***** Recorded data *****

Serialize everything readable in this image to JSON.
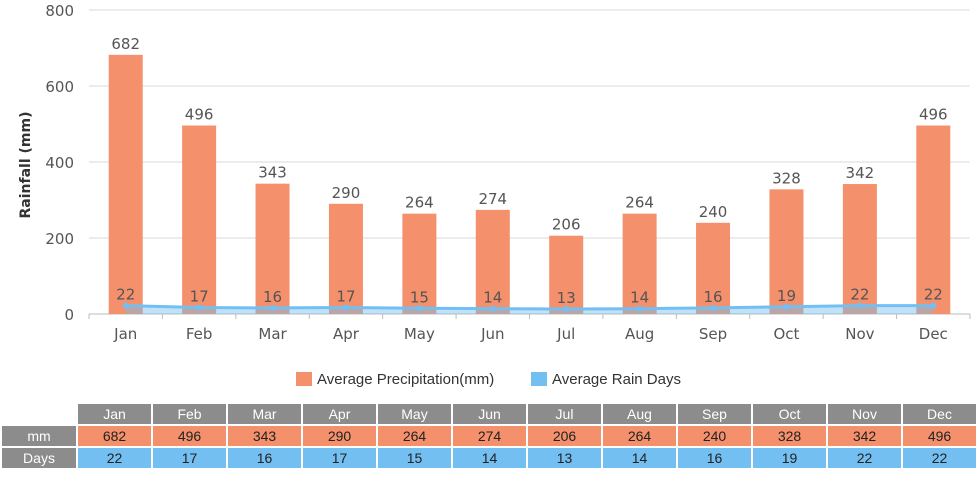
{
  "chart_data": {
    "type": "bar",
    "categories": [
      "Jan",
      "Feb",
      "Mar",
      "Apr",
      "May",
      "Jun",
      "Jul",
      "Aug",
      "Sep",
      "Oct",
      "Nov",
      "Dec"
    ],
    "series": [
      {
        "name": "Average Precipitation(mm)",
        "type": "bar",
        "color": "#f4906b",
        "values": [
          682,
          496,
          343,
          290,
          264,
          274,
          206,
          264,
          240,
          328,
          342,
          496
        ]
      },
      {
        "name": "Average Rain Days",
        "type": "line",
        "color": "#73bff2",
        "values": [
          22,
          17,
          16,
          17,
          15,
          14,
          13,
          14,
          16,
          19,
          22,
          22
        ]
      }
    ],
    "ylabel": "Rainfall (mm)",
    "ylim": [
      0,
      800
    ],
    "yticks": [
      0,
      200,
      400,
      600,
      800
    ],
    "grid": true,
    "legend_position": "bottom"
  },
  "table": {
    "row_labels": [
      "mm",
      "Days"
    ]
  }
}
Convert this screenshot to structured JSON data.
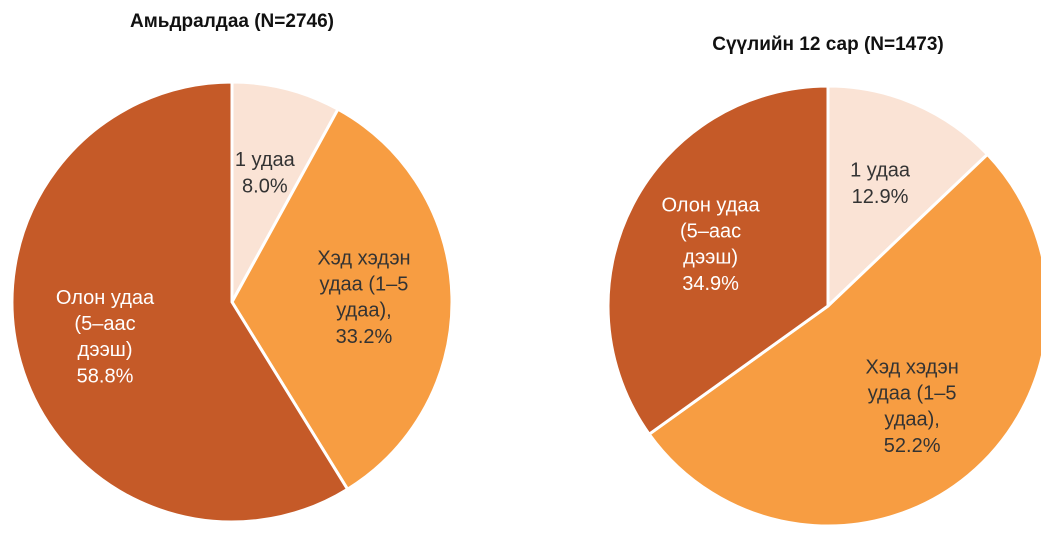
{
  "chart_data": [
    {
      "type": "pie",
      "title": "Амьдралдаа (N=2746)",
      "categories": [
        "1 удаа",
        "Хэд хэдэн удаа (1–5 удаа),",
        "Олон удаа (5–аас дээш)"
      ],
      "values": [
        8.0,
        33.2,
        58.8
      ],
      "value_labels": [
        "8.0%",
        "33.2%",
        "58.8%"
      ],
      "colors": [
        "#fae3d5",
        "#f79d42",
        "#c55a28"
      ]
    },
    {
      "type": "pie",
      "title": "Сүүлийн 12 сар (N=1473)",
      "categories": [
        "1 удаа",
        "Хэд хэдэн удаа (1–5 удаа),",
        "Олон удаа (5–аас дээш)"
      ],
      "values": [
        12.9,
        52.2,
        34.9
      ],
      "value_labels": [
        "12.9%",
        "52.2%",
        "34.9%"
      ],
      "colors": [
        "#fae3d5",
        "#f79d42",
        "#c55a28"
      ]
    }
  ]
}
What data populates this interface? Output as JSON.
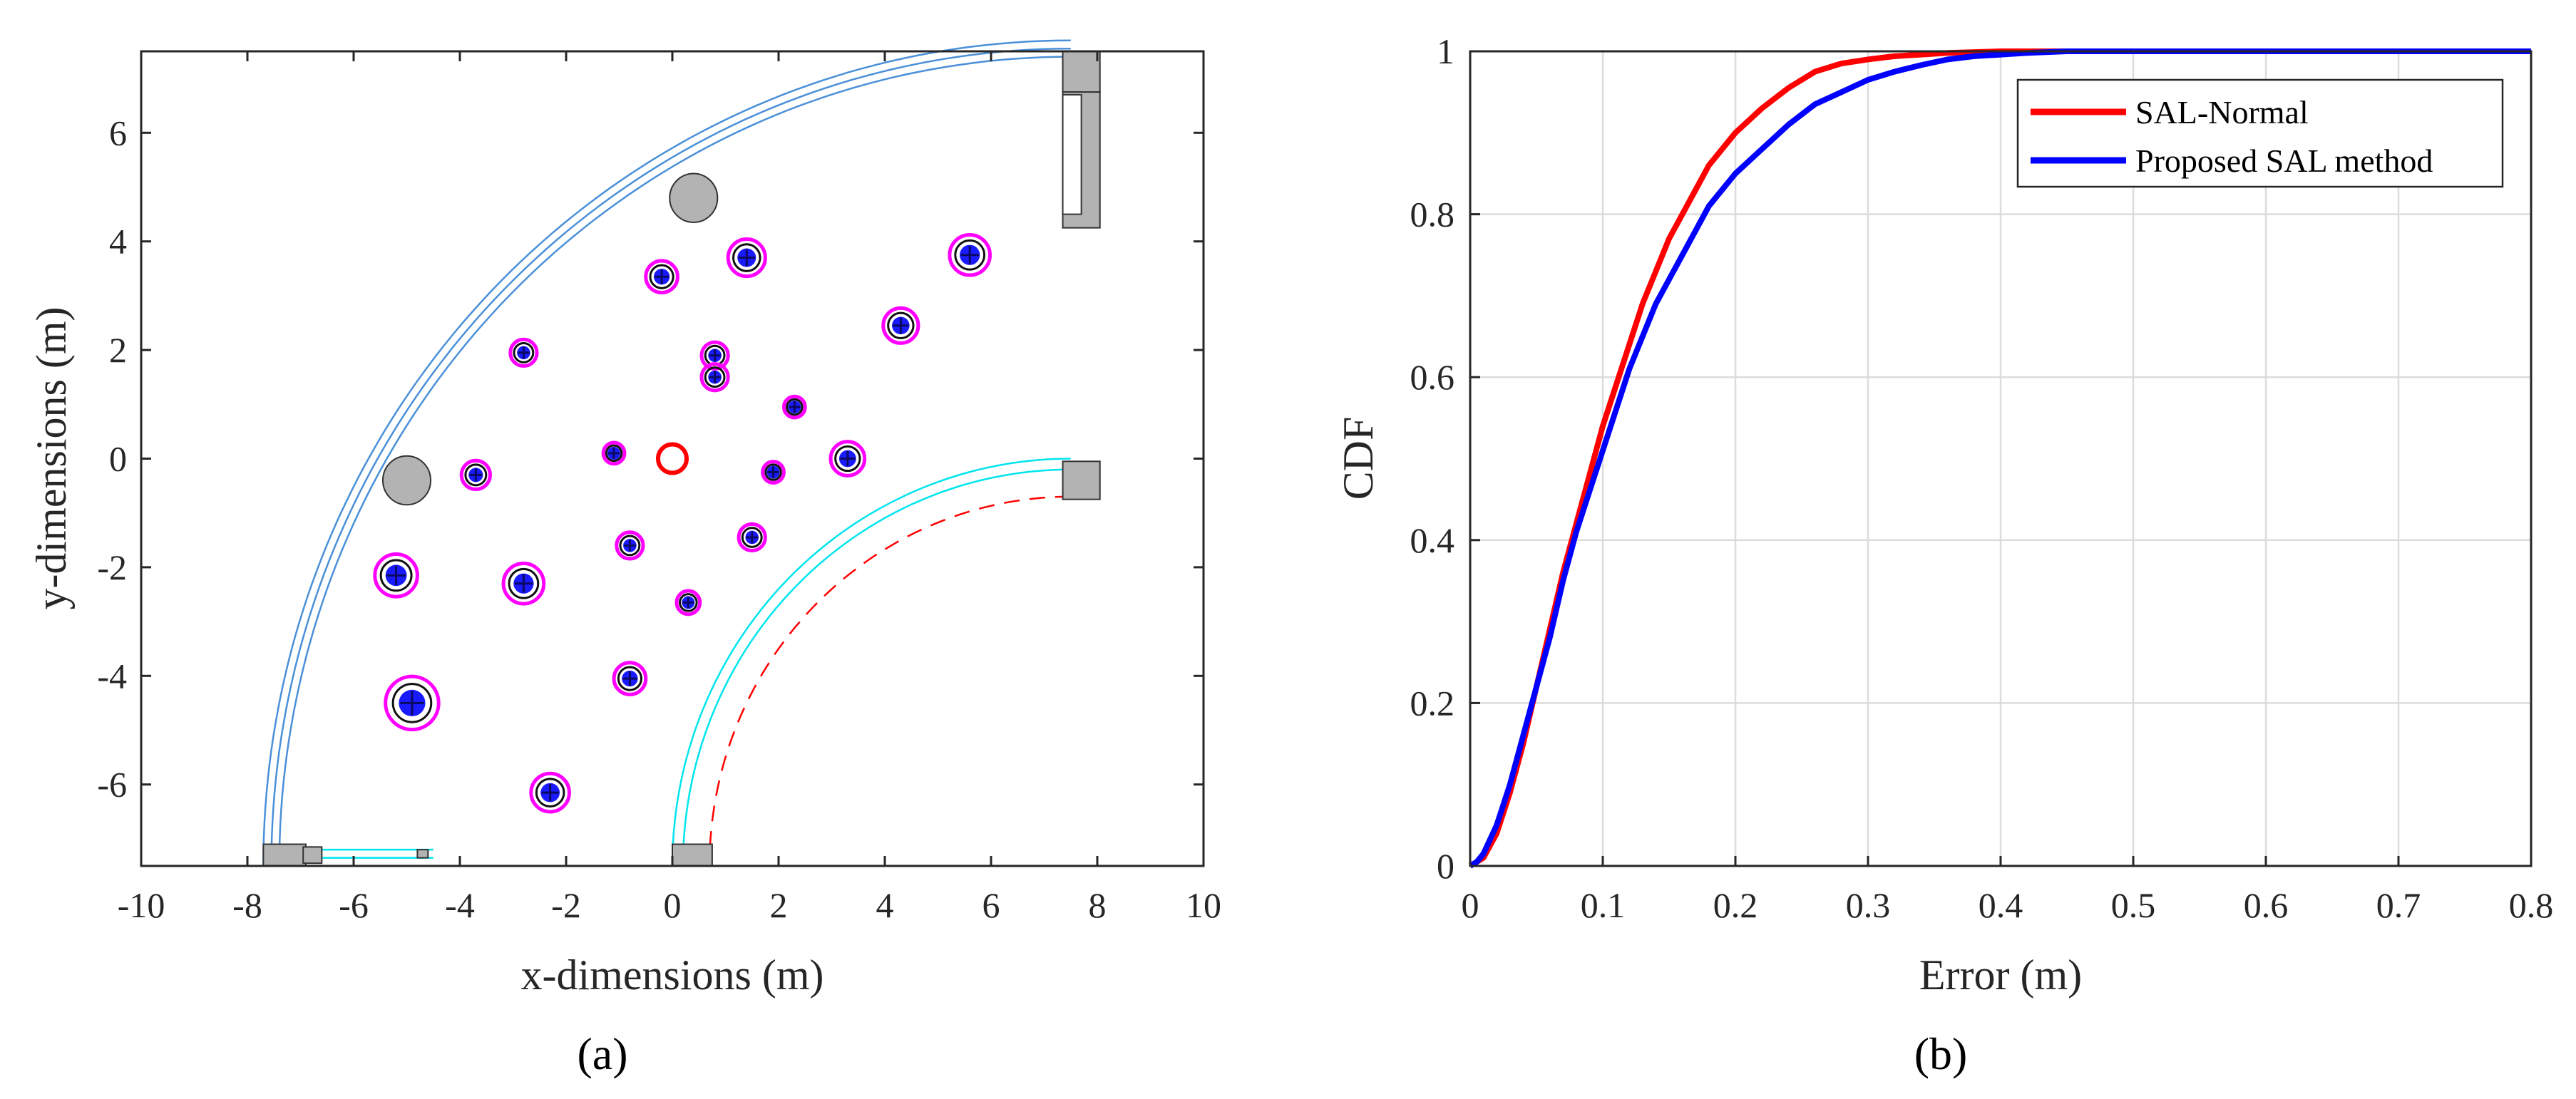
{
  "panel_a_label": "(a)",
  "panel_b_label": "(b)",
  "chart_data": [
    {
      "type": "scatter",
      "title": "",
      "xlabel": "x-dimensions (m)",
      "ylabel": "y-dimensions (m)",
      "xlim": [
        -10,
        10
      ],
      "ylim": [
        -7.5,
        7.5
      ],
      "xticks": [
        -10,
        -8,
        -6,
        -4,
        -2,
        0,
        2,
        4,
        6,
        8,
        10
      ],
      "yticks": [
        -6,
        -4,
        -2,
        0,
        2,
        4,
        6
      ],
      "colors": {
        "marker_ring": "#ff00ff",
        "marker_fill": "#1a1aff",
        "reference": "#ff0000",
        "obstacle": "#b3b3b3",
        "outer_wall": "#4a90d9",
        "inner_wall": "#00e5ee",
        "path": "#ff0000"
      },
      "reference_point": {
        "x": 0,
        "y": 0
      },
      "obstacles": [
        {
          "x": 0.4,
          "y": 4.8,
          "r": 0.45
        },
        {
          "x": -5.0,
          "y": -0.4,
          "r": 0.45
        }
      ],
      "points": [
        {
          "x": -0.2,
          "y": 3.35,
          "size": 0.3
        },
        {
          "x": 1.4,
          "y": 3.7,
          "size": 0.35
        },
        {
          "x": 5.6,
          "y": 3.75,
          "size": 0.38
        },
        {
          "x": -2.8,
          "y": 1.95,
          "size": 0.25
        },
        {
          "x": 0.8,
          "y": 1.9,
          "size": 0.25
        },
        {
          "x": 4.3,
          "y": 2.45,
          "size": 0.33
        },
        {
          "x": 0.8,
          "y": 1.5,
          "size": 0.25
        },
        {
          "x": 2.3,
          "y": 0.95,
          "size": 0.2
        },
        {
          "x": -1.1,
          "y": 0.1,
          "size": 0.2
        },
        {
          "x": -3.7,
          "y": -0.3,
          "size": 0.27
        },
        {
          "x": 1.9,
          "y": -0.25,
          "size": 0.2
        },
        {
          "x": 3.3,
          "y": 0.0,
          "size": 0.32
        },
        {
          "x": -0.8,
          "y": -1.6,
          "size": 0.25
        },
        {
          "x": 1.5,
          "y": -1.45,
          "size": 0.25
        },
        {
          "x": -5.2,
          "y": -2.15,
          "size": 0.4
        },
        {
          "x": -2.8,
          "y": -2.3,
          "size": 0.38
        },
        {
          "x": 0.3,
          "y": -2.65,
          "size": 0.22
        },
        {
          "x": -0.8,
          "y": -4.05,
          "size": 0.3
        },
        {
          "x": -4.9,
          "y": -4.5,
          "size": 0.5
        },
        {
          "x": -2.3,
          "y": -6.15,
          "size": 0.36
        }
      ]
    },
    {
      "type": "line",
      "title": "",
      "xlabel": "Error (m)",
      "ylabel": "CDF",
      "xlim": [
        0,
        0.8
      ],
      "ylim": [
        0,
        1
      ],
      "xticks": [
        "0",
        "0.1",
        "0.2",
        "0.3",
        "0.4",
        "0.5",
        "0.6",
        "0.7",
        "0.8"
      ],
      "yticks": [
        "0",
        "0.2",
        "0.4",
        "0.6",
        "0.8",
        "1"
      ],
      "grid": true,
      "legend_position": "top-right",
      "series": [
        {
          "name": "SAL-Normal",
          "color": "#ff0000",
          "x": [
            0,
            0.005,
            0.01,
            0.02,
            0.03,
            0.04,
            0.05,
            0.06,
            0.07,
            0.08,
            0.09,
            0.1,
            0.11,
            0.12,
            0.13,
            0.14,
            0.15,
            0.16,
            0.17,
            0.18,
            0.19,
            0.2,
            0.22,
            0.24,
            0.26,
            0.28,
            0.3,
            0.32,
            0.34,
            0.36,
            0.38,
            0.4,
            0.45,
            0.5,
            0.6,
            0.7,
            0.8
          ],
          "y": [
            0,
            0.005,
            0.01,
            0.04,
            0.09,
            0.15,
            0.22,
            0.29,
            0.36,
            0.42,
            0.48,
            0.54,
            0.59,
            0.64,
            0.69,
            0.73,
            0.77,
            0.8,
            0.83,
            0.86,
            0.88,
            0.9,
            0.93,
            0.955,
            0.975,
            0.985,
            0.99,
            0.994,
            0.996,
            0.998,
            0.999,
            1.0,
            1.0,
            1.0,
            1.0,
            1.0,
            1.0
          ]
        },
        {
          "name": "Proposed SAL method",
          "color": "#0000ff",
          "x": [
            0,
            0.005,
            0.01,
            0.02,
            0.03,
            0.04,
            0.05,
            0.06,
            0.07,
            0.08,
            0.09,
            0.1,
            0.11,
            0.12,
            0.13,
            0.14,
            0.15,
            0.16,
            0.17,
            0.18,
            0.19,
            0.2,
            0.22,
            0.24,
            0.26,
            0.28,
            0.3,
            0.32,
            0.34,
            0.36,
            0.38,
            0.4,
            0.42,
            0.45,
            0.5,
            0.6,
            0.7,
            0.8
          ],
          "y": [
            0,
            0.005,
            0.015,
            0.05,
            0.1,
            0.16,
            0.22,
            0.28,
            0.35,
            0.41,
            0.46,
            0.51,
            0.56,
            0.61,
            0.65,
            0.69,
            0.72,
            0.75,
            0.78,
            0.81,
            0.83,
            0.85,
            0.88,
            0.91,
            0.935,
            0.95,
            0.965,
            0.975,
            0.983,
            0.99,
            0.994,
            0.996,
            0.998,
            1.0,
            1.0,
            1.0,
            1.0,
            1.0
          ]
        }
      ]
    }
  ]
}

*****

**Exercise instructions:**
Each entry gets copied exactly; the pictures stay out.

**Response to the exercise:**
Serialize everything readable in this image to JSON.
{
  "chart_data": {
    "type": "bar",
    "categories": [
      "Jan",
      "Feb",
      "Mar",
      "Apr",
      "May",
      "Jun",
      "Jul",
      "Aug",
      "Sep",
      "Oct",
      "Nov",
      "Dec"
    ],
    "series": [
      {
        "name": "Average Precipitation(mm)",
        "type": "bar",
        "color": "#f4906b",
        "values": [
          682,
          496,
          343,
          290,
          264,
          274,
          206,
          264,
          240,
          328,
          342,
          496
        ]
      },
      {
        "name": "Average Rain Days",
        "type": "line",
        "color": "#73bff2",
        "values": [
          22,
          17,
          16,
          17,
          15,
          14,
          13,
          14,
          16,
          19,
          22,
          22
        ]
      }
    ],
    "ylabel": "Rainfall (mm)",
    "ylim": [
      0,
      800
    ],
    "yticks": [
      0,
      200,
      400,
      600,
      800
    ],
    "grid": true,
    "legend_position": "bottom"
  },
  "table": {
    "row_labels": [
      "mm",
      "Days"
    ]
  }
}
Convert this screenshot to structured JSON data.
{
  "chart_data": [
    {
      "type": "pie",
      "title": "Амьдралдаа (N=2746)",
      "categories": [
        "1 удаа",
        "Хэд хэдэн удаа (1–5 удаа),",
        "Олон удаа (5–аас дээш)"
      ],
      "values": [
        8.0,
        33.2,
        58.8
      ],
      "value_labels": [
        "8.0%",
        "33.2%",
        "58.8%"
      ],
      "colors": [
        "#fae3d5",
        "#f79d42",
        "#c55a28"
      ]
    },
    {
      "type": "pie",
      "title": "Сүүлийн 12 сар (N=1473)",
      "categories": [
        "1 удаа",
        "Хэд хэдэн удаа (1–5 удаа),",
        "Олон удаа (5–аас дээш)"
      ],
      "values": [
        12.9,
        52.2,
        34.9
      ],
      "value_labels": [
        "12.9%",
        "52.2%",
        "34.9%"
      ],
      "colors": [
        "#fae3d5",
        "#f79d42",
        "#c55a28"
      ]
    }
  ]
}
What data populates this interface? Output as JSON.
{
  "panel_a_label": "(a)",
  "panel_b_label": "(b)",
  "chart_data": [
    {
      "type": "scatter",
      "title": "",
      "xlabel": "x-dimensions (m)",
      "ylabel": "y-dimensions (m)",
      "xlim": [
        -10,
        10
      ],
      "ylim": [
        -7.5,
        7.5
      ],
      "xticks": [
        -10,
        -8,
        -6,
        -4,
        -2,
        0,
        2,
        4,
        6,
        8,
        10
      ],
      "yticks": [
        -6,
        -4,
        -2,
        0,
        2,
        4,
        6
      ],
      "colors": {
        "marker_ring": "#ff00ff",
        "marker_fill": "#1a1aff",
        "reference": "#ff0000",
        "obstacle": "#b3b3b3",
        "outer_wall": "#4a90d9",
        "inner_wall": "#00e5ee",
        "path": "#ff0000"
      },
      "reference_point": {
        "x": 0,
        "y": 0
      },
      "obstacles": [
        {
          "x": 0.4,
          "y": 4.8,
          "r": 0.45
        },
        {
          "x": -5.0,
          "y": -0.4,
          "r": 0.45
        }
      ],
      "points": [
        {
          "x": -0.2,
          "y": 3.35,
          "size": 0.3
        },
        {
          "x": 1.4,
          "y": 3.7,
          "size": 0.35
        },
        {
          "x": 5.6,
          "y": 3.75,
          "size": 0.38
        },
        {
          "x": -2.8,
          "y": 1.95,
          "size": 0.25
        },
        {
          "x": 0.8,
          "y": 1.9,
          "size": 0.25
        },
        {
          "x": 4.3,
          "y": 2.45,
          "size": 0.33
        },
        {
          "x": 0.8,
          "y": 1.5,
          "size": 0.25
        },
        {
          "x": 2.3,
          "y": 0.95,
          "size": 0.2
        },
        {
          "x": -1.1,
          "y": 0.1,
          "size": 0.2
        },
        {
          "x": -3.7,
          "y": -0.3,
          "size": 0.27
        },
        {
          "x": 1.9,
          "y": -0.25,
          "size": 0.2
        },
        {
          "x": 3.3,
          "y": 0.0,
          "size": 0.32
        },
        {
          "x": -0.8,
          "y": -1.6,
          "size": 0.25
        },
        {
          "x": 1.5,
          "y": -1.45,
          "size": 0.25
        },
        {
          "x": -5.2,
          "y": -2.15,
          "size": 0.4
        },
        {
          "x": -2.8,
          "y": -2.3,
          "size": 0.38
        },
        {
          "x": 0.3,
          "y": -2.65,
          "size": 0.22
        },
        {
          "x": -0.8,
          "y": -4.05,
          "size": 0.3
        },
        {
          "x": -4.9,
          "y": -4.5,
          "size": 0.5
        },
        {
          "x": -2.3,
          "y": -6.15,
          "size": 0.36
        }
      ]
    },
    {
      "type": "line",
      "title": "",
      "xlabel": "Error (m)",
      "ylabel": "CDF",
      "xlim": [
        0,
        0.8
      ],
      "ylim": [
        0,
        1
      ],
      "xticks": [
        "0",
        "0.1",
        "0.2",
        "0.3",
        "0.4",
        "0.5",
        "0.6",
        "0.7",
        "0.8"
      ],
      "yticks": [
        "0",
        "0.2",
        "0.4",
        "0.6",
        "0.8",
        "1"
      ],
      "grid": true,
      "legend_position": "top-right",
      "series": [
        {
          "name": "SAL-Normal",
          "color": "#ff0000",
          "x": [
            0,
            0.005,
            0.01,
            0.02,
            0.03,
            0.04,
            0.05,
            0.06,
            0.07,
            0.08,
            0.09,
            0.1,
            0.11,
            0.12,
            0.13,
            0.14,
            0.15,
            0.16,
            0.17,
            0.18,
            0.19,
            0.2,
            0.22,
            0.24,
            0.26,
            0.28,
            0.3,
            0.32,
            0.34,
            0.36,
            0.38,
            0.4,
            0.45,
            0.5,
            0.6,
            0.7,
            0.8
          ],
          "y": [
            0,
            0.005,
            0.01,
            0.04,
            0.09,
            0.15,
            0.22,
            0.29,
            0.36,
            0.42,
            0.48,
            0.54,
            0.59,
            0.64,
            0.69,
            0.73,
            0.77,
            0.8,
            0.83,
            0.86,
            0.88,
            0.9,
            0.93,
            0.955,
            0.975,
            0.985,
            0.99,
            0.994,
            0.996,
            0.998,
            0.999,
            1.0,
            1.0,
            1.0,
            1.0,
            1.0,
            1.0
          ]
        },
        {
          "name": "Proposed SAL method",
          "color": "#0000ff",
          "x": [
            0,
            0.005,
            0.01,
            0.02,
            0.03,
            0.04,
            0.05,
            0.06,
            0.07,
            0.08,
            0.09,
            0.1,
            0.11,
            0.12,
            0.13,
            0.14,
            0.15,
            0.16,
            0.17,
            0.18,
            0.19,
            0.2,
            0.22,
            0.24,
            0.26,
            0.28,
            0.3,
            0.32,
            0.34,
            0.36,
            0.38,
            0.4,
            0.42,
            0.45,
            0.5,
            0.6,
            0.7,
            0.8
          ],
          "y": [
            0,
            0.005,
            0.015,
            0.05,
            0.1,
            0.16,
            0.22,
            0.28,
            0.35,
            0.41,
            0.46,
            0.51,
            0.56,
            0.61,
            0.65,
            0.69,
            0.72,
            0.75,
            0.78,
            0.81,
            0.83,
            0.85,
            0.88,
            0.91,
            0.935,
            0.95,
            0.965,
            0.975,
            0.983,
            0.99,
            0.994,
            0.996,
            0.998,
            1.0,
            1.0,
            1.0,
            1.0,
            1.0
          ]
        }
      ]
    }
  ]
}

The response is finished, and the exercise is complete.